Records to process.
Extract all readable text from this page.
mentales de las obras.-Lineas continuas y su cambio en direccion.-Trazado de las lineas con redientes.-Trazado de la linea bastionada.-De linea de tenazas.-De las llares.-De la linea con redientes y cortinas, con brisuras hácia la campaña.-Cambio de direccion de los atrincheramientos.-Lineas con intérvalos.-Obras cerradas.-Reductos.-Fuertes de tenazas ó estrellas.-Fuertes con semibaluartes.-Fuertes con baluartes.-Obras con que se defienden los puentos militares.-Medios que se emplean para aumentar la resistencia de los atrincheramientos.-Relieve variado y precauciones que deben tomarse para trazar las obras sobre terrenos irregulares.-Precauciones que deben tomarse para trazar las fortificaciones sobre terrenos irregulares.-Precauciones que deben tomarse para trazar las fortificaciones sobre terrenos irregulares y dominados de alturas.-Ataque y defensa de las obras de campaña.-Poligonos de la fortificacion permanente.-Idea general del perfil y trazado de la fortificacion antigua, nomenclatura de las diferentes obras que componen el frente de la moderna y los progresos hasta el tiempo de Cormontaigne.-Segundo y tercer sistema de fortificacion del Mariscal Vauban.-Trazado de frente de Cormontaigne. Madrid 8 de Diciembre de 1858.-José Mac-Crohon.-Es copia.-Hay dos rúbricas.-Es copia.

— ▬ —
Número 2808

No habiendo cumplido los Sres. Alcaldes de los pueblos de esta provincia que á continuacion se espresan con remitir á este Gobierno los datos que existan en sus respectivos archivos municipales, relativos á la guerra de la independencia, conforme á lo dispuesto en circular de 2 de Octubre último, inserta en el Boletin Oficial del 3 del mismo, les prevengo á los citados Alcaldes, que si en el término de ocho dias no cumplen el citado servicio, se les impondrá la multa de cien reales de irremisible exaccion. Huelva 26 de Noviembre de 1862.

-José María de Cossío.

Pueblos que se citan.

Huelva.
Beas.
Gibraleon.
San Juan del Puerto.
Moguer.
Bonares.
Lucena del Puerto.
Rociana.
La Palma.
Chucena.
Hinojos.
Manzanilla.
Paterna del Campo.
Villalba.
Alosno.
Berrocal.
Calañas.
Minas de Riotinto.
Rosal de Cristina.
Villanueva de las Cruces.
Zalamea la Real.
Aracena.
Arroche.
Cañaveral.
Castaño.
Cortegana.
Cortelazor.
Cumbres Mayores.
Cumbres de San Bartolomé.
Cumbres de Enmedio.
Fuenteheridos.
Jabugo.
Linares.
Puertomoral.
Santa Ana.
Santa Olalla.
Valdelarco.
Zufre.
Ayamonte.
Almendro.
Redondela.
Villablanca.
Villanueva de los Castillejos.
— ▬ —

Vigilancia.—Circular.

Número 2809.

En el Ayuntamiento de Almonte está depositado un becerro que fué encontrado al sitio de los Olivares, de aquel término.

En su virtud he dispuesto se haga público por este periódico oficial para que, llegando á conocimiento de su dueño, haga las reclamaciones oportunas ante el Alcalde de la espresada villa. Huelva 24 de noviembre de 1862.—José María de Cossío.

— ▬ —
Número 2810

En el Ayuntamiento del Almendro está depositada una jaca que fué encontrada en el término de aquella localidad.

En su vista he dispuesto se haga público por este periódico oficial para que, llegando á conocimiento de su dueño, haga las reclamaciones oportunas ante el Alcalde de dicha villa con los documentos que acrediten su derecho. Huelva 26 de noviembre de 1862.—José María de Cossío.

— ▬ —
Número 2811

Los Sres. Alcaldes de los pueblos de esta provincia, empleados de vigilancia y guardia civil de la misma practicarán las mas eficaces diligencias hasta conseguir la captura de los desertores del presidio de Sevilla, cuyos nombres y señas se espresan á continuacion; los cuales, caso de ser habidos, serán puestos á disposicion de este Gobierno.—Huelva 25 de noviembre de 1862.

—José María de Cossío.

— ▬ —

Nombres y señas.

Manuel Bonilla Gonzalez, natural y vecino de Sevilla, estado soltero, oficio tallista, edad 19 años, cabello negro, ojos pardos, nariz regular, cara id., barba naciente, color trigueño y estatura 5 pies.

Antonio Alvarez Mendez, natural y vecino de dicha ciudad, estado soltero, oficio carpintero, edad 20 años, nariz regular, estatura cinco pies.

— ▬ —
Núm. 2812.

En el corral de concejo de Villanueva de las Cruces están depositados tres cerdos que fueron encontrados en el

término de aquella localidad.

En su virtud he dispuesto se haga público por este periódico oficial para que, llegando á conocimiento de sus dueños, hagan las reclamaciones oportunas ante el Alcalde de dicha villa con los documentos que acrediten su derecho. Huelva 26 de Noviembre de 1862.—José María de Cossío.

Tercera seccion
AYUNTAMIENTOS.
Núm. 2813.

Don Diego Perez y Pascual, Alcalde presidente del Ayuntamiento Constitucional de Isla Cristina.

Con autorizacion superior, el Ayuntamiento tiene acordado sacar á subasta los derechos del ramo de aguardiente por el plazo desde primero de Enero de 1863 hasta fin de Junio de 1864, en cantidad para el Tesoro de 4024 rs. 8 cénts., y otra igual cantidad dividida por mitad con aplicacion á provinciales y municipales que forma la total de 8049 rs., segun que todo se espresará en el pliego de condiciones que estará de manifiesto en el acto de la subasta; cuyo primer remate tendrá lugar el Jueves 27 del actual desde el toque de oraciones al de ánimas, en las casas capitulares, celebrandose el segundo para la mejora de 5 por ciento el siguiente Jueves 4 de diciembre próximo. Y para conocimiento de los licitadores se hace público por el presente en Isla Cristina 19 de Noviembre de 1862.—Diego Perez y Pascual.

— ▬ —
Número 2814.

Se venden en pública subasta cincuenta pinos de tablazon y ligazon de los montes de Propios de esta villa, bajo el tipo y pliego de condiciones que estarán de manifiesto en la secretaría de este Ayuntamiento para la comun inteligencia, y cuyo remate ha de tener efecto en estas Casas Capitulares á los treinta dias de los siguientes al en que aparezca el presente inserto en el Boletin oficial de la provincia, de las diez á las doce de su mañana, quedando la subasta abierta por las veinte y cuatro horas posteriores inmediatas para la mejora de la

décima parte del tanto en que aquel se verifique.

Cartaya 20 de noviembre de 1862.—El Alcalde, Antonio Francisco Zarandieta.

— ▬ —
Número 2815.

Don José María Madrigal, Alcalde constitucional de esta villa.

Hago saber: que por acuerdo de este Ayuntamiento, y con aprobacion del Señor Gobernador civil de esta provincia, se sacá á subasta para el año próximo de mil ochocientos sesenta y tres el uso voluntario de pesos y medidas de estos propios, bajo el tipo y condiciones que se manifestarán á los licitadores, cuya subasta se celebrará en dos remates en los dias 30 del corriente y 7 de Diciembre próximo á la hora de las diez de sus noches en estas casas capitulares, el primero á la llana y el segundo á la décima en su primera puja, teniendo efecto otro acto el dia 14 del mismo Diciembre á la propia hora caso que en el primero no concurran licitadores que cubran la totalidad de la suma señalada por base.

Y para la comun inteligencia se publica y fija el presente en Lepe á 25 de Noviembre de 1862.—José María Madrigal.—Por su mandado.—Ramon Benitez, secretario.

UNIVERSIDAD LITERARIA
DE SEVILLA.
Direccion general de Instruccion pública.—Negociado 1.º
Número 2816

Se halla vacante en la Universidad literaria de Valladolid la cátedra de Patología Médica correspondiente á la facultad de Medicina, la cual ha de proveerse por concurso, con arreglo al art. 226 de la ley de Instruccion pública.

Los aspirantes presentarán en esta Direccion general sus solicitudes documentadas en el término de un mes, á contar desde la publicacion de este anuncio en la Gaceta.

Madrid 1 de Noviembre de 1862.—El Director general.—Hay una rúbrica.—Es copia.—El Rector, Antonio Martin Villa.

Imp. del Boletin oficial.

Exercise description. Would you give the material above again, complete and exact?

Solution to the problem.
Extract all readable text from this page.
mentales de las obras.-Lineas continuas y su cambio en direccion.-Trazado de las lineas con redientes.-Trazado de la linea bastionada.-De linea de tenazas.-De las llares.-De la linea con redientes y cortinas, con brisuras hácia la campaña.-Cambio de direccion de los atrincheramientos.-Lineas con intérvalos.-Obras cerradas.-Reductos.-Fuertes de tenazas ó estrellas.-Fuertes con semibaluartes.-Fuertes con baluartes.-Obras con que se defienden los puentos militares.-Medios que se emplean para aumentar la resistencia de los atrincheramientos.-Relieve variado y precauciones que deben tomarse para trazar las obras sobre terrenos irregulares.-Precauciones que deben tomarse para trazar las fortificaciones sobre terrenos irregulares.-Precauciones que deben tomarse para trazar las fortificaciones sobre terrenos irregulares y dominados de alturas.-Ataque y defensa de las obras de campaña.-Poligonos de la fortificacion permanente.-Idea general del perfil y trazado de la fortificacion antigua, nomenclatura de las diferentes obras que componen el frente de la moderna y los progresos hasta el tiempo de Cormontaigne.-Segundo y tercer sistema de fortificacion del Mariscal Vauban.-Trazado de frente de Cormontaigne. Madrid 8 de Diciembre de 1858.-José Mac-Crohon.-Es copia.-Hay dos rúbricas.-Es copia.

— ▬ —
Número 2808

No habiendo cumplido los Sres. Alcaldes de los pueblos de esta provincia que á continuacion se espresan con remitir á este Gobierno los datos que existan en sus respectivos archivos municipales, relativos á la guerra de la independencia, conforme á lo dispuesto en circular de 2 de Octubre último, inserta en el Boletin Oficial del 3 del mismo, les prevengo á los citados Alcaldes, que si en el término de ocho dias no cumplen el citado servicio, se les impondrá la multa de cien reales de irremisible exaccion. Huelva 26 de Noviembre de 1862.

-José María de Cossío.

Pueblos que se citan.

Huelva.
Beas.
Gibraleon.
San Juan del Puerto.
Moguer.
Bonares.
Lucena del Puerto.
Rociana.
La Palma.
Chucena.
Hinojos.
Manzanilla.
Paterna del Campo.
Villalba.
Alosno.
Berrocal.
Calañas.
Minas de Riotinto.
Rosal de Cristina.
Villanueva de las Cruces.
Zalamea la Real.
Aracena.
Arroche.
Cañaveral.
Castaño.
Cortegana.
Cortelazor.
Cumbres Mayores.
Cumbres de San Bartolomé.
Cumbres de Enmedio.
Fuenteheridos.
Jabugo.
Linares.
Puertomoral.
Santa Ana.
Santa Olalla.
Valdelarco.
Zufre.
Ayamonte.
Almendro.
Redondela.
Villablanca.
Villanueva de los Castillejos.
— ▬ —

Vigilancia.—Circular.

Número 2809.

En el Ayuntamiento de Almonte está depositado un becerro que fué encontrado al sitio de los Olivares, de aquel término.

En su virtud he dispuesto se haga público por este periódico oficial para que, llegando á conocimiento de su dueño, haga las reclamaciones oportunas ante el Alcalde de la espresada villa. Huelva 24 de noviembre de 1862.—José María de Cossío.

— ▬ —
Número 2810

En el Ayuntamiento del Almendro está depositada una jaca que fué encontrada en el término de aquella localidad.

En su vista he dispuesto se haga público por este periódico oficial para que, llegando á conocimiento de su dueño, haga las reclamaciones oportunas ante el Alcalde de dicha villa con los documentos que acrediten su derecho. Huelva 26 de noviembre de 1862.—José María de Cossío.

— ▬ —
Número 2811

Los Sres. Alcaldes de los pueblos de esta provincia, empleados de vigilancia y guardia civil de la misma practicarán las mas eficaces diligencias hasta conseguir la captura de los desertores del presidio de Sevilla, cuyos nombres y señas se espresan á continuacion; los cuales, caso de ser habidos, serán puestos á disposicion de este Gobierno.—Huelva 25 de noviembre de 1862.

—José María de Cossío.

— ▬ —

Nombres y señas.

Manuel Bonilla Gonzalez, natural y vecino de Sevilla, estado soltero, oficio tallista, edad 19 años, cabello negro, ojos pardos, nariz regular, cara id., barba naciente, color trigueño y estatura 5 pies.

Antonio Alvarez Mendez, natural y vecino de dicha ciudad, estado soltero, oficio carpintero, edad 20 años, nariz regular, estatura cinco pies.

— ▬ —
Núm. 2812.

En el corral de concejo de Villanueva de las Cruces están depositados tres cerdos que fueron encontrados en el

término de aquella localidad.

En su virtud he dispuesto se haga público por este periódico oficial para que, llegando á conocimiento de sus dueños, hagan las reclamaciones oportunas ante el Alcalde de dicha villa con los documentos que acrediten su derecho. Huelva 26 de Noviembre de 1862.—José María de Cossío.

Tercera seccion
AYUNTAMIENTOS.
Núm. 2813.

Don Diego Perez y Pascual, Alcalde presidente del Ayuntamiento Constitucional de Isla Cristina.

Con autorizacion superior, el Ayuntamiento tiene acordado sacar á subasta los derechos del ramo de aguardiente por el plazo desde primero de Enero de 1863 hasta fin de Junio de 1864, en cantidad para el Tesoro de 4024 rs. 8 cénts., y otra igual cantidad dividida por mitad con aplicacion á provinciales y municipales que forma la total de 8049 rs., segun que todo se espresará en el pliego de condiciones que estará de manifiesto en el acto de la subasta; cuyo primer remate tendrá lugar el Jueves 27 del actual desde el toque de oraciones al de ánimas, en las casas capitulares, celebrandose el segundo para la mejora de 5 por ciento el siguiente Jueves 4 de diciembre próximo. Y para conocimiento de los licitadores se hace público por el presente en Isla Cristina 19 de Noviembre de 1862.—Diego Perez y Pascual.

— ▬ —
Número 2814.

Se venden en pública subasta cincuenta pinos de tablazon y ligazon de los montes de Propios de esta villa, bajo el tipo y pliego de condiciones que estarán de manifiesto en la secretaría de este Ayuntamiento para la comun inteligencia, y cuyo remate ha de tener efecto en estas Casas Capitulares á los treinta dias de los siguientes al en que aparezca el presente inserto en el Boletin oficial de la provincia, de las diez á las doce de su mañana, quedando la subasta abierta por las veinte y cuatro horas posteriores inmediatas para la mejora de la

décima parte del tanto en que aquel se verifique.

Cartaya 20 de noviembre de 1862.—El Alcalde, Antonio Francisco Zarandieta.

— ▬ —
Número 2815.

Don José María Madrigal, Alcalde constitucional de esta villa.

Hago saber: que por acuerdo de este Ayuntamiento, y con aprobacion del Señor Gobernador civil de esta provincia, se sacá á subasta para el año próximo de mil ochocientos sesenta y tres el uso voluntario de pesos y medidas de estos propios, bajo el tipo y condiciones que se manifestarán á los licitadores, cuya subasta se celebrará en dos remates en los dias 30 del corriente y 7 de Diciembre próximo á la hora de las diez de sus noches en estas casas capitulares, el primero á la llana y el segundo á la décima en su primera puja, teniendo efecto otro acto el dia 14 del mismo Diciembre á la propia hora caso que en el primero no concurran licitadores que cubran la totalidad de la suma señalada por base.

Y para la comun inteligencia se publica y fija el presente en Lepe á 25 de Noviembre de 1862.—José María Madrigal.—Por su mandado.—Ramon Benitez, secretario.

UNIVERSIDAD LITERARIA
DE SEVILLA.
Direccion general de Instruccion pública.—Negociado 1.º
Número 2816

Se halla vacante en la Universidad literaria de Valladolid la cátedra de Patología Médica correspondiente á la facultad de Medicina, la cual ha de proveerse por concurso, con arreglo al art. 226 de la ley de Instruccion pública.

Los aspirantes presentarán en esta Direccion general sus solicitudes documentadas en el término de un mes, á contar desde la publicacion de este anuncio en la Gaceta.

Madrid 1 de Noviembre de 1862.—El Director general.—Hay una rúbrica.—Es copia.—El Rector, Antonio Martin Villa.

Imp. del Boletin oficial.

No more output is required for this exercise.